◆ EXERCISE INPUT:
****************

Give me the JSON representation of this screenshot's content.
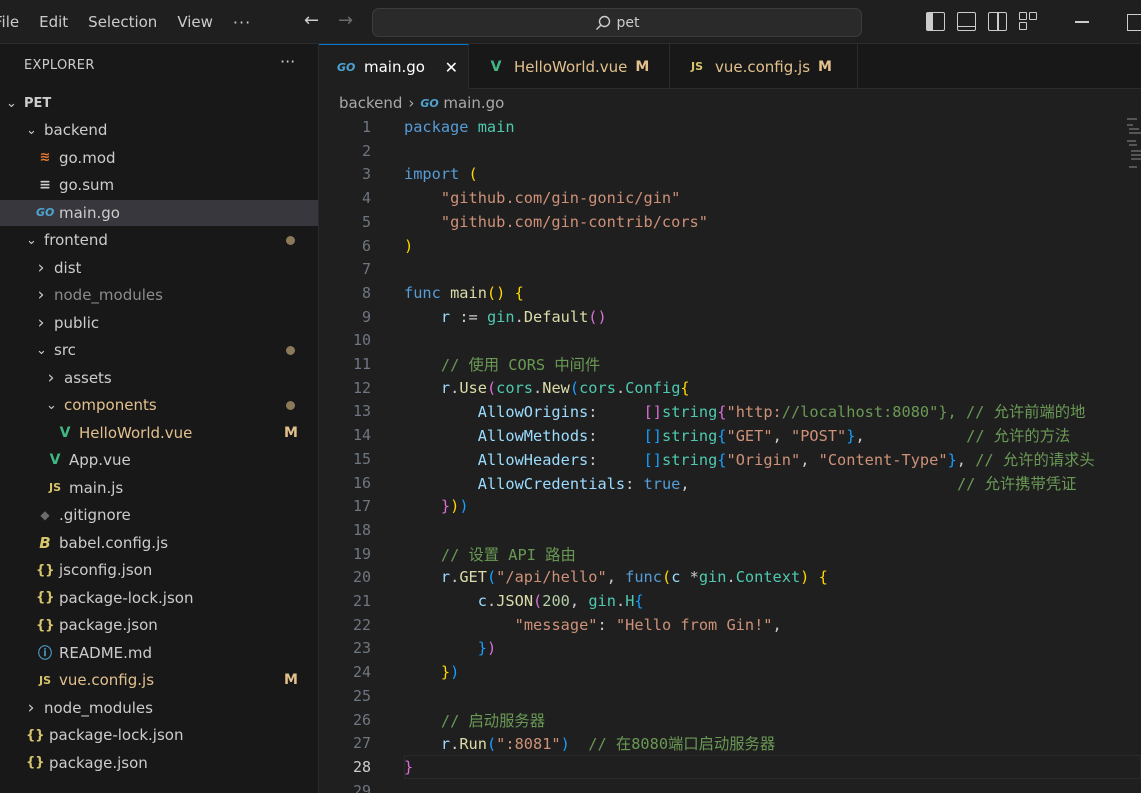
{
  "menu": [
    "File",
    "Edit",
    "Selection",
    "View"
  ],
  "search": {
    "text": "pet"
  },
  "explorer": {
    "title": "EXPLORER",
    "root": "PET",
    "items": [
      {
        "label": "backend",
        "type": "folder-open",
        "depth": 1
      },
      {
        "label": "go.mod",
        "type": "gomod",
        "depth": 2
      },
      {
        "label": "go.sum",
        "type": "gosum",
        "depth": 2
      },
      {
        "label": "main.go",
        "type": "go",
        "depth": 2,
        "selected": true
      },
      {
        "label": "frontend",
        "type": "folder-open",
        "depth": 1,
        "dot": true
      },
      {
        "label": "dist",
        "type": "folder",
        "depth": 2
      },
      {
        "label": "node_modules",
        "type": "folder",
        "depth": 2,
        "dim": true
      },
      {
        "label": "public",
        "type": "folder",
        "depth": 2
      },
      {
        "label": "src",
        "type": "folder-open",
        "depth": 2,
        "dot": true
      },
      {
        "label": "assets",
        "type": "folder",
        "depth": 3
      },
      {
        "label": "components",
        "type": "folder-open",
        "depth": 3,
        "dot": true,
        "modified": true
      },
      {
        "label": "HelloWorld.vue",
        "type": "vue",
        "depth": 4,
        "badge": "M",
        "modified": true
      },
      {
        "label": "App.vue",
        "type": "vue",
        "depth": 3
      },
      {
        "label": "main.js",
        "type": "js",
        "depth": 3
      },
      {
        "label": ".gitignore",
        "type": "git",
        "depth": 2
      },
      {
        "label": "babel.config.js",
        "type": "babel",
        "depth": 2
      },
      {
        "label": "jsconfig.json",
        "type": "json",
        "depth": 2
      },
      {
        "label": "package-lock.json",
        "type": "json",
        "depth": 2
      },
      {
        "label": "package.json",
        "type": "json",
        "depth": 2
      },
      {
        "label": "README.md",
        "type": "info",
        "depth": 2
      },
      {
        "label": "vue.config.js",
        "type": "js",
        "depth": 2,
        "badge": "M",
        "modified": true
      },
      {
        "label": "node_modules",
        "type": "folder",
        "depth": 1
      },
      {
        "label": "package-lock.json",
        "type": "json",
        "depth": 1
      },
      {
        "label": "package.json",
        "type": "json",
        "depth": 1
      }
    ]
  },
  "tabs": [
    {
      "label": "main.go",
      "icon": "GO",
      "active": true
    },
    {
      "label": "HelloWorld.vue",
      "icon": "V",
      "badge": "M"
    },
    {
      "label": "vue.config.js",
      "icon": "JS",
      "badge": "M"
    }
  ],
  "breadcrumb": [
    "backend",
    "main.go"
  ],
  "editor": {
    "current_line": 28,
    "lines": [
      "package main",
      "",
      "import (",
      "    \"github.com/gin-gonic/gin\"",
      "    \"github.com/gin-contrib/cors\"",
      ")",
      "",
      "func main() {",
      "    r := gin.Default()",
      "",
      "    // 使用 CORS 中间件",
      "    r.Use(cors.New(cors.Config{",
      "        AllowOrigins:     []string{\"http://localhost:8080\"}, // 允许前端的地",
      "        AllowMethods:     []string{\"GET\", \"POST\"},           // 允许的方法",
      "        AllowHeaders:     []string{\"Origin\", \"Content-Type\"}, // 允许的请求头",
      "        AllowCredentials: true,                             // 允许携带凭证",
      "    }))",
      "",
      "    // 设置 API 路由",
      "    r.GET(\"/api/hello\", func(c *gin.Context) {",
      "        c.JSON(200, gin.H{",
      "            \"message\": \"Hello from Gin!\",",
      "        })",
      "    })",
      "",
      "    // 启动服务器",
      "    r.Run(\":8081\")  // 在8080端口启动服务器",
      "}",
      ""
    ]
  },
  "colors": {
    "accent": "#0078d4",
    "modified": "#e2c08d",
    "go": "#4fa3d1",
    "vue": "#41b883",
    "js": "#d7c46c"
  }
}
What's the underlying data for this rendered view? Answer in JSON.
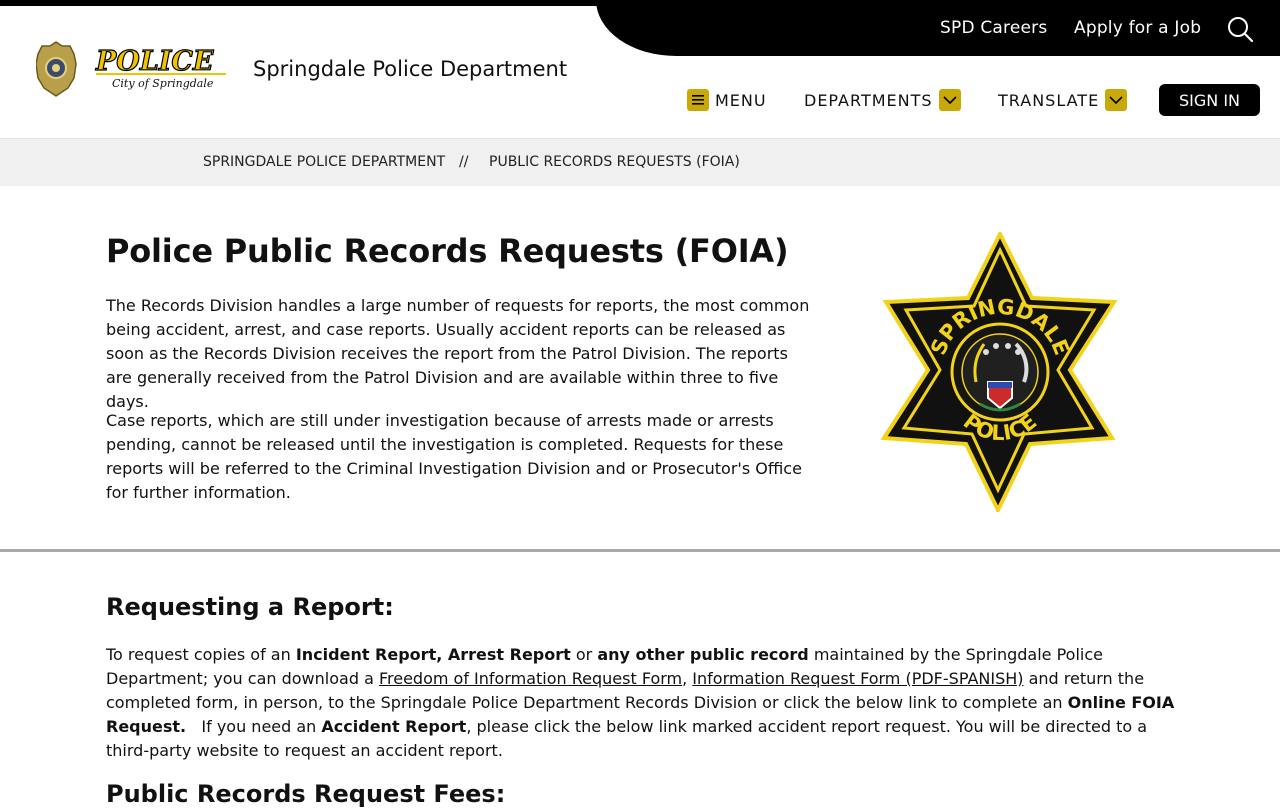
{
  "header": {
    "utility_links": [
      "SPD Careers",
      "Apply for a Job"
    ],
    "logo_word": "POLICE",
    "logo_sub": "City of Springdale",
    "site_title": "Springdale Police Department",
    "nav": {
      "menu": "MENU",
      "departments": "DEPARTMENTS",
      "translate": "TRANSLATE",
      "signin": "SIGN IN"
    }
  },
  "breadcrumb": {
    "home": "SPRINGDALE POLICE DEPARTMENT",
    "separator": "//",
    "current": "PUBLIC RECORDS REQUESTS (FOIA)"
  },
  "main": {
    "title": "Police Public Records Requests (FOIA)",
    "paragraph1": "The Records Division handles a large number of requests for reports, the most common being accident, arrest, and case reports. Usually accident reports can be released as soon as the Records Division receives the report from the Patrol Division. The reports are generally received from the Patrol Division and are available within three to five days.",
    "paragraph2": "Case reports, which are still under investigation because of arrests made or arrests pending, cannot be released until the investigation is completed. Requests for these reports will be referred to the Criminal Investigation Division and or Prosecutor's Office for further information.",
    "badge_top": "SPRINGDALE",
    "badge_bottom": "POLICE"
  },
  "requesting": {
    "heading": "Requesting a Report:",
    "t1": "To request copies of an ",
    "b1": "Incident Report, Arrest Report",
    "t2": " or ",
    "b2": "any other public record",
    "t3": " maintained by the Springdale Police Department; you can download a ",
    "link1": "Freedom of Information Request Form",
    "t4": ", ",
    "link2": "Information Request Form (PDF-SPANISH)",
    "t5": " and return the completed form, in person, to the Springdale Police Department Records Division or click the below link to complete an ",
    "b3": "Online FOIA Request.",
    "t6": "   If you need an ",
    "b4": "Accident Report",
    "t7": ", please click the below link marked accident report request. You will be directed to a third-party website to request an accident report."
  },
  "fees": {
    "heading": "Public Records Request Fees:"
  },
  "colors": {
    "accent_gold": "#c9a80a",
    "black": "#000000",
    "crumb_bg": "#f0f0f0"
  }
}
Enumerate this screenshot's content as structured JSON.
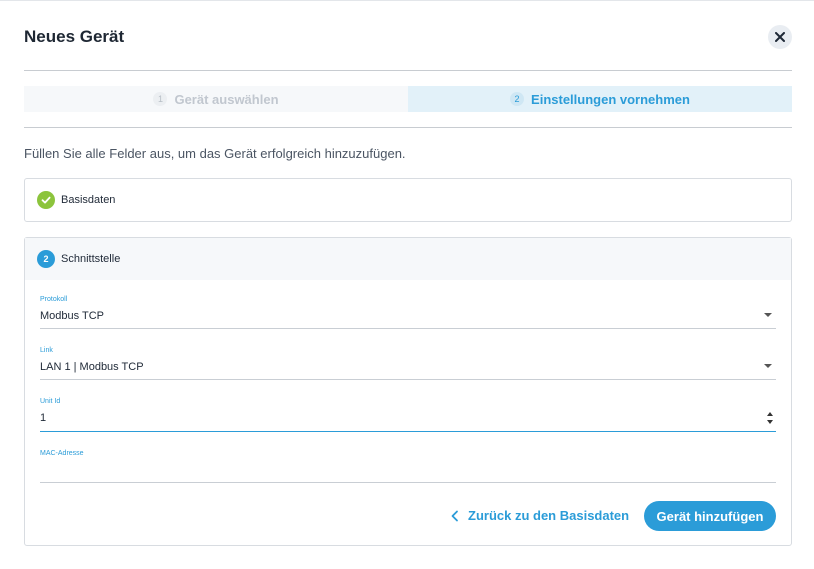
{
  "dialog": {
    "title": "Neues Gerät"
  },
  "steps": [
    {
      "number": "1",
      "label": "Gerät auswählen",
      "state": "inactive"
    },
    {
      "number": "2",
      "label": "Einstellungen vornehmen",
      "state": "active"
    }
  ],
  "intro": "Füllen Sie alle Felder aus, um das Gerät erfolgreich hinzuzufügen.",
  "panels": {
    "basisdaten": {
      "title": "Basisdaten",
      "status": "complete"
    },
    "schnittstelle": {
      "number": "2",
      "title": "Schnittstelle"
    }
  },
  "form": {
    "protokoll": {
      "label": "Protokoll",
      "value": "Modbus TCP"
    },
    "link": {
      "label": "Link",
      "value": "LAN 1 | Modbus TCP"
    },
    "unit_id": {
      "label": "Unit Id",
      "value": "1"
    },
    "mac": {
      "label": "MAC-Adresse",
      "value": ""
    }
  },
  "actions": {
    "back_label": "Zurück zu den Basisdaten",
    "submit_label": "Gerät hinzufügen"
  },
  "colors": {
    "accent": "#2b9cd8",
    "success": "#8cc43c"
  }
}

****************

Exactly reproduce the entries above, minus the pictures.

◆ SOLUTION TO THIS EXERCISE:
Give me the JSON representation of this screenshot's content.
{
  "menu": [
    "File",
    "Edit",
    "Selection",
    "View"
  ],
  "search": {
    "text": "pet"
  },
  "explorer": {
    "title": "EXPLORER",
    "root": "PET",
    "items": [
      {
        "label": "backend",
        "type": "folder-open",
        "depth": 1
      },
      {
        "label": "go.mod",
        "type": "gomod",
        "depth": 2
      },
      {
        "label": "go.sum",
        "type": "gosum",
        "depth": 2
      },
      {
        "label": "main.go",
        "type": "go",
        "depth": 2,
        "selected": true
      },
      {
        "label": "frontend",
        "type": "folder-open",
        "depth": 1,
        "dot": true
      },
      {
        "label": "dist",
        "type": "folder",
        "depth": 2
      },
      {
        "label": "node_modules",
        "type": "folder",
        "depth": 2,
        "dim": true
      },
      {
        "label": "public",
        "type": "folder",
        "depth": 2
      },
      {
        "label": "src",
        "type": "folder-open",
        "depth": 2,
        "dot": true
      },
      {
        "label": "assets",
        "type": "folder",
        "depth": 3
      },
      {
        "label": "components",
        "type": "folder-open",
        "depth": 3,
        "dot": true,
        "modified": true
      },
      {
        "label": "HelloWorld.vue",
        "type": "vue",
        "depth": 4,
        "badge": "M",
        "modified": true
      },
      {
        "label": "App.vue",
        "type": "vue",
        "depth": 3
      },
      {
        "label": "main.js",
        "type": "js",
        "depth": 3
      },
      {
        "label": ".gitignore",
        "type": "git",
        "depth": 2
      },
      {
        "label": "babel.config.js",
        "type": "babel",
        "depth": 2
      },
      {
        "label": "jsconfig.json",
        "type": "json",
        "depth": 2
      },
      {
        "label": "package-lock.json",
        "type": "json",
        "depth": 2
      },
      {
        "label": "package.json",
        "type": "json",
        "depth": 2
      },
      {
        "label": "README.md",
        "type": "info",
        "depth": 2
      },
      {
        "label": "vue.config.js",
        "type": "js",
        "depth": 2,
        "badge": "M",
        "modified": true
      },
      {
        "label": "node_modules",
        "type": "folder",
        "depth": 1
      },
      {
        "label": "package-lock.json",
        "type": "json",
        "depth": 1
      },
      {
        "label": "package.json",
        "type": "json",
        "depth": 1
      }
    ]
  },
  "tabs": [
    {
      "label": "main.go",
      "icon": "GO",
      "active": true
    },
    {
      "label": "HelloWorld.vue",
      "icon": "V",
      "badge": "M"
    },
    {
      "label": "vue.config.js",
      "icon": "JS",
      "badge": "M"
    }
  ],
  "breadcrumb": [
    "backend",
    "main.go"
  ],
  "editor": {
    "current_line": 28,
    "lines": [
      "package main",
      "",
      "import (",
      "    \"github.com/gin-gonic/gin\"",
      "    \"github.com/gin-contrib/cors\"",
      ")",
      "",
      "func main() {",
      "    r := gin.Default()",
      "",
      "    // 使用 CORS 中间件",
      "    r.Use(cors.New(cors.Config{",
      "        AllowOrigins:     []string{\"http://localhost:8080\"}, // 允许前端的地",
      "        AllowMethods:     []string{\"GET\", \"POST\"},           // 允许的方法",
      "        AllowHeaders:     []string{\"Origin\", \"Content-Type\"}, // 允许的请求头",
      "        AllowCredentials: true,                             // 允许携带凭证",
      "    }))",
      "",
      "    // 设置 API 路由",
      "    r.GET(\"/api/hello\", func(c *gin.Context) {",
      "        c.JSON(200, gin.H{",
      "            \"message\": \"Hello from Gin!\",",
      "        })",
      "    })",
      "",
      "    // 启动服务器",
      "    r.Run(\":8081\")  // 在8080端口启动服务器",
      "}",
      ""
    ]
  },
  "colors": {
    "accent": "#0078d4",
    "modified": "#e2c08d",
    "go": "#4fa3d1",
    "vue": "#41b883",
    "js": "#d7c46c"
  }
}
What's the underlying data for this rendered view? Answer in JSON.
{
  "header": {
    "utility_links": [
      "SPD Careers",
      "Apply for a Job"
    ],
    "logo_word": "POLICE",
    "logo_sub": "City of Springdale",
    "site_title": "Springdale Police Department",
    "nav": {
      "menu": "MENU",
      "departments": "DEPARTMENTS",
      "translate": "TRANSLATE",
      "signin": "SIGN IN"
    }
  },
  "breadcrumb": {
    "home": "SPRINGDALE POLICE DEPARTMENT",
    "separator": "//",
    "current": "PUBLIC RECORDS REQUESTS (FOIA)"
  },
  "main": {
    "title": "Police Public Records Requests (FOIA)",
    "paragraph1": "The Records Division handles a large number of requests for reports, the most common being accident, arrest, and case reports. Usually accident reports can be released as soon as the Records Division receives the report from the Patrol Division. The reports are generally received from the Patrol Division and are available within three to five days.",
    "paragraph2": "Case reports, which are still under investigation because of arrests made or arrests pending, cannot be released until the investigation is completed. Requests for these reports will be referred to the Criminal Investigation Division and or Prosecutor's Office for further information.",
    "badge_top": "SPRINGDALE",
    "badge_bottom": "POLICE"
  },
  "requesting": {
    "heading": "Requesting a Report:",
    "t1": "To request copies of an ",
    "b1": "Incident Report, Arrest Report",
    "t2": " or ",
    "b2": "any other public record",
    "t3": " maintained by the Springdale Police Department; you can download a ",
    "link1": "Freedom of Information Request Form",
    "t4": ", ",
    "link2": "Information Request Form (PDF-SPANISH)",
    "t5": " and return the completed form, in person, to the Springdale Police Department Records Division or click the below link to complete an ",
    "b3": "Online FOIA Request.",
    "t6": "   If you need an ",
    "b4": "Accident Report",
    "t7": ", please click the below link marked accident report request. You will be directed to a third-party website to request an accident report."
  },
  "fees": {
    "heading": "Public Records Request Fees:"
  },
  "colors": {
    "accent_gold": "#c9a80a",
    "black": "#000000",
    "crumb_bg": "#f0f0f0"
  }
}
Enumerate this screenshot's content as structured JSON.
{
  "dialog": {
    "title": "Neues Gerät"
  },
  "steps": [
    {
      "number": "1",
      "label": "Gerät auswählen",
      "state": "inactive"
    },
    {
      "number": "2",
      "label": "Einstellungen vornehmen",
      "state": "active"
    }
  ],
  "intro": "Füllen Sie alle Felder aus, um das Gerät erfolgreich hinzuzufügen.",
  "panels": {
    "basisdaten": {
      "title": "Basisdaten",
      "status": "complete"
    },
    "schnittstelle": {
      "number": "2",
      "title": "Schnittstelle"
    }
  },
  "form": {
    "protokoll": {
      "label": "Protokoll",
      "value": "Modbus TCP"
    },
    "link": {
      "label": "Link",
      "value": "LAN 1 | Modbus TCP"
    },
    "unit_id": {
      "label": "Unit Id",
      "value": "1"
    },
    "mac": {
      "label": "MAC-Adresse",
      "value": ""
    }
  },
  "actions": {
    "back_label": "Zurück zu den Basisdaten",
    "submit_label": "Gerät hinzufügen"
  },
  "colors": {
    "accent": "#2b9cd8",
    "success": "#8cc43c"
  }
}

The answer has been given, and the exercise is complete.